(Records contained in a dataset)
┌──

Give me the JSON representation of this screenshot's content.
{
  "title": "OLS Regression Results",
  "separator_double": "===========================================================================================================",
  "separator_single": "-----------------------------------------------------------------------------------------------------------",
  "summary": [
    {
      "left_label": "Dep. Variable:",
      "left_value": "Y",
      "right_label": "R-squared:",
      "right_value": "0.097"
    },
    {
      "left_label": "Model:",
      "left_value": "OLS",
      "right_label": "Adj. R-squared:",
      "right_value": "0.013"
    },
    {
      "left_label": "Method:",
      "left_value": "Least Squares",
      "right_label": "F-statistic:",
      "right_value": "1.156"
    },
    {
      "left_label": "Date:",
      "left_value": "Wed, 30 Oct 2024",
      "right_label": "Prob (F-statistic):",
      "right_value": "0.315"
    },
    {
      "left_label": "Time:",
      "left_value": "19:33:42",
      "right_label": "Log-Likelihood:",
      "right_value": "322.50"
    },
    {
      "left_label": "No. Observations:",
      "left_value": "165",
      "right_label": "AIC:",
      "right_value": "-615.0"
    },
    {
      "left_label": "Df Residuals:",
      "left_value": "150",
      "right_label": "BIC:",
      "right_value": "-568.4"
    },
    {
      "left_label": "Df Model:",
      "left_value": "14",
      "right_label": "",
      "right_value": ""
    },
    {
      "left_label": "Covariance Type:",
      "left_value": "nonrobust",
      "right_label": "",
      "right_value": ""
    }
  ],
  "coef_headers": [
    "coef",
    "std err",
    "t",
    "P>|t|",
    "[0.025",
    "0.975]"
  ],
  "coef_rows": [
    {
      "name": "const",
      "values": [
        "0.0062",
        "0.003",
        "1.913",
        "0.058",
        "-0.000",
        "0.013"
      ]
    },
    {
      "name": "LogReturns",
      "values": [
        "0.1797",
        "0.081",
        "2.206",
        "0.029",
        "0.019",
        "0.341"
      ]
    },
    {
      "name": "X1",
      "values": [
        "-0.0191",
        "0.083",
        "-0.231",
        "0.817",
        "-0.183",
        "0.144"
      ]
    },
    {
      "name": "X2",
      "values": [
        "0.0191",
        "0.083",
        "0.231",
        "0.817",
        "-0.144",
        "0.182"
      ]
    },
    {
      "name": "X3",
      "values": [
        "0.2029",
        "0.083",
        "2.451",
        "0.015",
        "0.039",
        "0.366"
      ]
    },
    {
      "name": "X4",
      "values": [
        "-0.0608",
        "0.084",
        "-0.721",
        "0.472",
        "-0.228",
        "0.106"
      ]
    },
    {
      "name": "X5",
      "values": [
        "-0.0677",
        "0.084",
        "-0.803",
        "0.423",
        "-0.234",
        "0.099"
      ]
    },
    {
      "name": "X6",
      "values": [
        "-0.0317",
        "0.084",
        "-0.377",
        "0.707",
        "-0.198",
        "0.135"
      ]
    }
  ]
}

└──

Task instructions:
Please set down each line of the records exactly as given.

Exercise answer:
Give me the JSON representation of this screenshot's content.
{
  "title": "OLS Regression Results",
  "separator_double": "===========================================================================================================",
  "separator_single": "-----------------------------------------------------------------------------------------------------------",
  "summary": [
    {
      "left_label": "Dep. Variable:",
      "left_value": "Y",
      "right_label": "R-squared:",
      "right_value": "0.097"
    },
    {
      "left_label": "Model:",
      "left_value": "OLS",
      "right_label": "Adj. R-squared:",
      "right_value": "0.013"
    },
    {
      "left_label": "Method:",
      "left_value": "Least Squares",
      "right_label": "F-statistic:",
      "right_value": "1.156"
    },
    {
      "left_label": "Date:",
      "left_value": "Wed, 30 Oct 2024",
      "right_label": "Prob (F-statistic):",
      "right_value": "0.315"
    },
    {
      "left_label": "Time:",
      "left_value": "19:33:42",
      "right_label": "Log-Likelihood:",
      "right_value": "322.50"
    },
    {
      "left_label": "No. Observations:",
      "left_value": "165",
      "right_label": "AIC:",
      "right_value": "-615.0"
    },
    {
      "left_label": "Df Residuals:",
      "left_value": "150",
      "right_label": "BIC:",
      "right_value": "-568.4"
    },
    {
      "left_label": "Df Model:",
      "left_value": "14",
      "right_label": "",
      "right_value": ""
    },
    {
      "left_label": "Covariance Type:",
      "left_value": "nonrobust",
      "right_label": "",
      "right_value": ""
    }
  ],
  "coef_headers": [
    "coef",
    "std err",
    "t",
    "P>|t|",
    "[0.025",
    "0.975]"
  ],
  "coef_rows": [
    {
      "name": "const",
      "values": [
        "0.0062",
        "0.003",
        "1.913",
        "0.058",
        "-0.000",
        "0.013"
      ]
    },
    {
      "name": "LogReturns",
      "values": [
        "0.1797",
        "0.081",
        "2.206",
        "0.029",
        "0.019",
        "0.341"
      ]
    },
    {
      "name": "X1",
      "values": [
        "-0.0191",
        "0.083",
        "-0.231",
        "0.817",
        "-0.183",
        "0.144"
      ]
    },
    {
      "name": "X2",
      "values": [
        "0.0191",
        "0.083",
        "0.231",
        "0.817",
        "-0.144",
        "0.182"
      ]
    },
    {
      "name": "X3",
      "values": [
        "0.2029",
        "0.083",
        "2.451",
        "0.015",
        "0.039",
        "0.366"
      ]
    },
    {
      "name": "X4",
      "values": [
        "-0.0608",
        "0.084",
        "-0.721",
        "0.472",
        "-0.228",
        "0.106"
      ]
    },
    {
      "name": "X5",
      "values": [
        "-0.0677",
        "0.084",
        "-0.803",
        "0.423",
        "-0.234",
        "0.099"
      ]
    },
    {
      "name": "X6",
      "values": [
        "-0.0317",
        "0.084",
        "-0.377",
        "0.707",
        "-0.198",
        "0.135"
      ]
    }
  ]
}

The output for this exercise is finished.